“When a Nation pardons its criminals faster than it rewards its heroes, it teaches the next generation that corruption is not a crime but a career.”
The quote is moral arithmetic. When the state moves faster to forgive the guilty than to honor the faithful, it rewrites the syllabus for the next generation. And yes, Nigeria is caught in that cacophony right now.
Ex-convicts walk into state houses, collect pardons and titles, while a teacher retires with 35 years of service and no recognition. A soldier dies at the front, but trending news goes to the scandal. Children watch. They learn incentives, not slogans. If corruption gets you a board seat in two years and honesty gets you a plaque in twenty, “corruption as career” stops being insult and becomes strategy.
Pardons aren’t evil. South Africa’s TRC used them to end apartheid. Clemency corrects wrongful convictions and heals nations. The rot is selectivity. When pardon power only answers connected names, while whistleblowers are silenced and civil servants are ignored, justice becomes PR.
Make honour as visible and urgent as punishment. Name schools after teachers, hospitals after nurses, not only donors. Publish hero awards monthly, not every election cycle. If EFCC can freeze accounts in 48 hours, the presidency can announce national awards in 48hrs too.
Nations rise not by punishing evil alone, but by making good irresistible. Until heroes eat before criminals, we’re training our children in the wrong profession.

WHAT THIS TASK INVOLVES: Please write out the stretch of the commentary on pardons and national honors from "Nations rise not" through "the wrong profession.", switching "profession" to "trade".

Stored items from a collection

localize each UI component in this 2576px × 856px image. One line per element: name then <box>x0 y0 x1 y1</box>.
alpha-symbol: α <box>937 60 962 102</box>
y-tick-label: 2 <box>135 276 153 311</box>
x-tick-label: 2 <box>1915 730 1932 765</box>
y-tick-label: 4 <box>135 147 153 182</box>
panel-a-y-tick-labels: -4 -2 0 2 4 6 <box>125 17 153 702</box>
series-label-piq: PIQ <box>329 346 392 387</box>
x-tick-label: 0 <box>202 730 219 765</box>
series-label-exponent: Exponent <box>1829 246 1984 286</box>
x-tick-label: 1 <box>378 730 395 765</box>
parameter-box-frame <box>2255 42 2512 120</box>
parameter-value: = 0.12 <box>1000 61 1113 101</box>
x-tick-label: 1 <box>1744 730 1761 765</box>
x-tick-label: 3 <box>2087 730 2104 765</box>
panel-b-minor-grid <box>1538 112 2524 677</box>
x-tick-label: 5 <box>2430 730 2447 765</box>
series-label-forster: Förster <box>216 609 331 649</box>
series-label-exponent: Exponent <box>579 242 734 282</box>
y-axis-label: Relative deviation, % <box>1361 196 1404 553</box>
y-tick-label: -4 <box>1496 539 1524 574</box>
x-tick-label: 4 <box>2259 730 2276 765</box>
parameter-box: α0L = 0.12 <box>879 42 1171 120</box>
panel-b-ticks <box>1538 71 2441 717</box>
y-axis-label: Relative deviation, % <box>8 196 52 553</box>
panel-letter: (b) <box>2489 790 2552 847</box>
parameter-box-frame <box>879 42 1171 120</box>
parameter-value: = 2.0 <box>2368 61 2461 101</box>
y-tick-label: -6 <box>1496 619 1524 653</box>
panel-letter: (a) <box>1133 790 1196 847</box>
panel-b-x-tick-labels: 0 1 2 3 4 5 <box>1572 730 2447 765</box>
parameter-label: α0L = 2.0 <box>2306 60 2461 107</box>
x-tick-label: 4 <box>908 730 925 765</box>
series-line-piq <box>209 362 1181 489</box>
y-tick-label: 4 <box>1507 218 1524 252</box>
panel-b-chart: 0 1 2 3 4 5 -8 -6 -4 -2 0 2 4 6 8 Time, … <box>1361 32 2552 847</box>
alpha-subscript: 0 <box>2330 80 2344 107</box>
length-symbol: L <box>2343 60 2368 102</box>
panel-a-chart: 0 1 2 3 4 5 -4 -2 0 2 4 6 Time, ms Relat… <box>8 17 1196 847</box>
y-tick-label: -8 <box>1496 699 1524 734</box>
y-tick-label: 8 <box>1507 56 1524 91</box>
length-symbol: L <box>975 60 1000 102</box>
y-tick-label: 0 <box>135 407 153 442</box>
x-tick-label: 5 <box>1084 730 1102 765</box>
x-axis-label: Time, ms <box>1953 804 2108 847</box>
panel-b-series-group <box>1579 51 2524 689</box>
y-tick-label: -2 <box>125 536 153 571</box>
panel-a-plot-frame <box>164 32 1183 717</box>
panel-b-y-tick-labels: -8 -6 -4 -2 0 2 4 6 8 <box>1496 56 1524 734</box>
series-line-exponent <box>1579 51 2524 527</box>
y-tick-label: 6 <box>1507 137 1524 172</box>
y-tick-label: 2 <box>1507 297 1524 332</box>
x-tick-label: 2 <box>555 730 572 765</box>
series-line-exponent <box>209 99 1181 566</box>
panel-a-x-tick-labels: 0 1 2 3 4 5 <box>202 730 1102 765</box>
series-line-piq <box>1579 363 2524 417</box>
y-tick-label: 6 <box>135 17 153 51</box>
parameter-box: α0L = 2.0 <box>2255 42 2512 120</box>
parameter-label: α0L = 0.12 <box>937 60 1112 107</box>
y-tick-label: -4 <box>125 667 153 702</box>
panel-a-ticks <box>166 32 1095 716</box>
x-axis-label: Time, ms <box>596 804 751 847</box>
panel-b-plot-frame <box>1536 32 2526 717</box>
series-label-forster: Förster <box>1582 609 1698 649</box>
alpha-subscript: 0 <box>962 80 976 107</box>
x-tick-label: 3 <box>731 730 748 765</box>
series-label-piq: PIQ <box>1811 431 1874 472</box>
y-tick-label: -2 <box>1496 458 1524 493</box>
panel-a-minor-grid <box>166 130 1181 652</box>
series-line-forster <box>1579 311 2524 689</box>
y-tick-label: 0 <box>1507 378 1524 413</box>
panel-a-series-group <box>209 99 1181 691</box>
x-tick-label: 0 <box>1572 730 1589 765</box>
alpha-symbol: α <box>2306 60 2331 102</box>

ANSWER SECTION:
Nations rise not by punishing evil alone, but by making good irresistible. Until heroes eat before criminals, we’re training our children in the wrong trade.